— START RECORDED DATA —

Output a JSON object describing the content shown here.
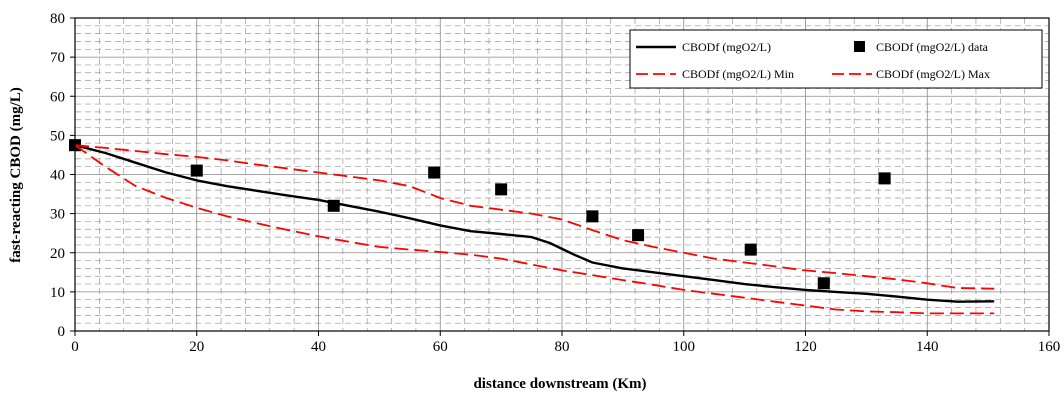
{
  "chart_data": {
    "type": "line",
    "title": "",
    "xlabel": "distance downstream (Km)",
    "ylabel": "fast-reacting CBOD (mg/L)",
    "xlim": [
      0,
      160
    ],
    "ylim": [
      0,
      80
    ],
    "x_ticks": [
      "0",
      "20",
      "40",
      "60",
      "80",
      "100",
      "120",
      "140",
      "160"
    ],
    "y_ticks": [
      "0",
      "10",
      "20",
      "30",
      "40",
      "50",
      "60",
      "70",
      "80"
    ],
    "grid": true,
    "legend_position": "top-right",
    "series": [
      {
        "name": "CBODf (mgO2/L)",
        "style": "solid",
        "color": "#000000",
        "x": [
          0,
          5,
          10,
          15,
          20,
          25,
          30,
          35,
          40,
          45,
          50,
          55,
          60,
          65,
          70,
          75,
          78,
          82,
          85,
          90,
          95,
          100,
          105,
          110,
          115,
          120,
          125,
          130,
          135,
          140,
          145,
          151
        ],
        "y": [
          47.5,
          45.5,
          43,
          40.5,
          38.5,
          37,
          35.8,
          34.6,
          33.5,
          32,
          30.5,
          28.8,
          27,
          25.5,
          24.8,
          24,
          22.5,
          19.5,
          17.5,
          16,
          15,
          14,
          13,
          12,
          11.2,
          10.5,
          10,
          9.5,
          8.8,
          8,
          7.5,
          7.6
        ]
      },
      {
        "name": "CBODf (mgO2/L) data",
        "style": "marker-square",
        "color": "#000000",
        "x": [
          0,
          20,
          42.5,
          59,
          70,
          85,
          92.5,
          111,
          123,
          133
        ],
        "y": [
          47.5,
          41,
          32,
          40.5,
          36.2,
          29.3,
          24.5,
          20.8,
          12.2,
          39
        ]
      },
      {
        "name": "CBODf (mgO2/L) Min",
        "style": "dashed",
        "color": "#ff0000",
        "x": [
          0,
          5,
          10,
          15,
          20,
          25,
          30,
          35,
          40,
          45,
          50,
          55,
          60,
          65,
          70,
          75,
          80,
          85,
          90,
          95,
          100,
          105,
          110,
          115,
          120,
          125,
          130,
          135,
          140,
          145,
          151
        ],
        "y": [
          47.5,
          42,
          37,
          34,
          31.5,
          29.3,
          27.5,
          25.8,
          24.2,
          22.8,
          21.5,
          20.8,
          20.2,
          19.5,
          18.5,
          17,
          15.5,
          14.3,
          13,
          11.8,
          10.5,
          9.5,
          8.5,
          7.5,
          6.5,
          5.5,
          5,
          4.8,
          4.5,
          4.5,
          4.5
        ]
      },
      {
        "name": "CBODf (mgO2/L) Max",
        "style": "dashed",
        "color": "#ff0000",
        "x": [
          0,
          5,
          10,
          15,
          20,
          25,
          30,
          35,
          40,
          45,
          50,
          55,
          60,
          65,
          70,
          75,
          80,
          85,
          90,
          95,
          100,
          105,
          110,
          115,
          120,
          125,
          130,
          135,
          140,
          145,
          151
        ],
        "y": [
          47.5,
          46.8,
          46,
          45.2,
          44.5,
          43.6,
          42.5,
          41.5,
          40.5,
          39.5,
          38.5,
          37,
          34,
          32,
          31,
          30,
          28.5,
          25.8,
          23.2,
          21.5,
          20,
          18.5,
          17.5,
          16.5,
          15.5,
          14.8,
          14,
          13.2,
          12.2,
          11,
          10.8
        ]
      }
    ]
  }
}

— END RECORDED DATA —
— START RECORDED DATA —

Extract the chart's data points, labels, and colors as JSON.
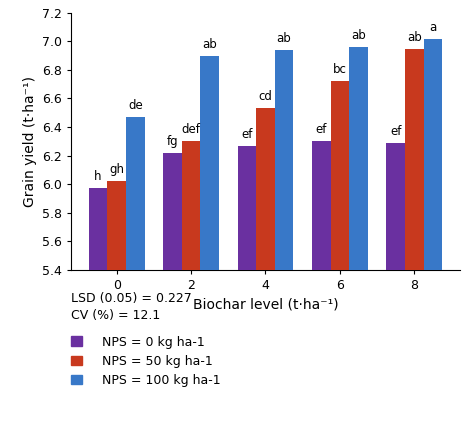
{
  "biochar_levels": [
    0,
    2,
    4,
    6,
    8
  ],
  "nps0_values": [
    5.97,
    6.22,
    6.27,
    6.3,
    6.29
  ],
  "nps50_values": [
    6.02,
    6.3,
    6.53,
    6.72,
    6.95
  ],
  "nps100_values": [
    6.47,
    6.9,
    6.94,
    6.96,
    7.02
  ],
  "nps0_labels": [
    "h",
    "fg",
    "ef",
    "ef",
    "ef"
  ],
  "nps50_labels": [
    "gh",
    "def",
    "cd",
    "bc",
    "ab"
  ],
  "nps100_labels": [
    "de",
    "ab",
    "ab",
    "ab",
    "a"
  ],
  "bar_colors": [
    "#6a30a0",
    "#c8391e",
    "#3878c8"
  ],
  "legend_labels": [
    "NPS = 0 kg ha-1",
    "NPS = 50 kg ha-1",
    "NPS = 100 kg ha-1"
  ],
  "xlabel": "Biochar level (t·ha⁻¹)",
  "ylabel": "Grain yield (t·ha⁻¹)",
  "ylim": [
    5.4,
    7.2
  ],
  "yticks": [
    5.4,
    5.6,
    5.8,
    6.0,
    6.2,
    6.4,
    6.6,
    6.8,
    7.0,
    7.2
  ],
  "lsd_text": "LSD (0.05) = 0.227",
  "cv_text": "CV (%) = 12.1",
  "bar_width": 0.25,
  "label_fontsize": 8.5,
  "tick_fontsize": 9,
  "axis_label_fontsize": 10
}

— END RECORDED DATA —
— START RECORDED DATA —

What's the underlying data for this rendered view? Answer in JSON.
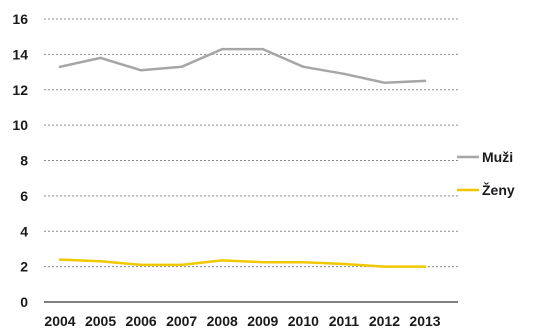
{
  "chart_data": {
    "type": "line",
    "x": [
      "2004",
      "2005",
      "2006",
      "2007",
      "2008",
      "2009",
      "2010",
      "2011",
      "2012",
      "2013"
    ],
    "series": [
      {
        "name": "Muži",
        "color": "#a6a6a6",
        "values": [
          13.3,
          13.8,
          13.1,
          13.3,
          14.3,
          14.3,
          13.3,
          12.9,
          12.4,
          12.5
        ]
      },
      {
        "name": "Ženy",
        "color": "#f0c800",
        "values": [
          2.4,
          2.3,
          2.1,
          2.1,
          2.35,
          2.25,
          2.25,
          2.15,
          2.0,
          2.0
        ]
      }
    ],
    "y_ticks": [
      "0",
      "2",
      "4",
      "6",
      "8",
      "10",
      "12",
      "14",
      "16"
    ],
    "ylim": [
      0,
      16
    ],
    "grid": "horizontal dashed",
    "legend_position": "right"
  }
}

— END RECORDED DATA —

* **GIVEN EXERCISE**
Extract each line from the entries above that contains the string "name".

* **RESPONSE TO THE TASK**
        "name": "CBODf (mgO2/L)",
        "name": "CBODf (mgO2/L) data",
        "name": "CBODf (mgO2/L) Min",
        "name": "CBODf (mgO2/L) Max",
        "name": "Muži",
        "name": "Ženy",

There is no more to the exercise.